GOAL:
Write out all the lines again, precisely as they stand, but without the images.

##### EXCERPTED DATA #####

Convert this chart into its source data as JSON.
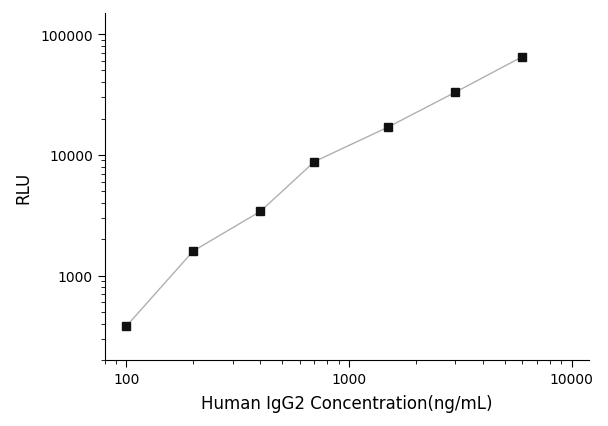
{
  "x": [
    100,
    200,
    400,
    700,
    1500,
    3000,
    6000
  ],
  "y": [
    380,
    1600,
    3400,
    8800,
    17000,
    33000,
    65000
  ],
  "xlabel": "Human IgG2 Concentration(ng/mL)",
  "ylabel": "RLU",
  "xlim": [
    80,
    12000
  ],
  "ylim": [
    200,
    150000
  ],
  "xticks": [
    100,
    1000,
    10000
  ],
  "yticks": [
    1000,
    10000,
    100000
  ],
  "line_color": "#b0b0b0",
  "marker_color": "#111111",
  "marker": "s",
  "marker_size": 6,
  "line_width": 1.0,
  "background_color": "#ffffff",
  "xlabel_fontsize": 12,
  "ylabel_fontsize": 12,
  "tick_fontsize": 10,
  "spine_color": "#000000"
}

#####

ANSWER TO THE EXERCISE:
Convert this chart into its source data as JSON.
{
  "x": [
    100,
    200,
    400,
    700,
    1500,
    3000,
    6000
  ],
  "y": [
    380,
    1600,
    3400,
    8800,
    17000,
    33000,
    65000
  ],
  "xlabel": "Human IgG2 Concentration(ng/mL)",
  "ylabel": "RLU",
  "xlim": [
    80,
    12000
  ],
  "ylim": [
    200,
    150000
  ],
  "xticks": [
    100,
    1000,
    10000
  ],
  "yticks": [
    1000,
    10000,
    100000
  ],
  "line_color": "#b0b0b0",
  "marker_color": "#111111",
  "marker": "s",
  "marker_size": 6,
  "line_width": 1.0,
  "background_color": "#ffffff",
  "xlabel_fontsize": 12,
  "ylabel_fontsize": 12,
  "tick_fontsize": 10,
  "spine_color": "#000000"
}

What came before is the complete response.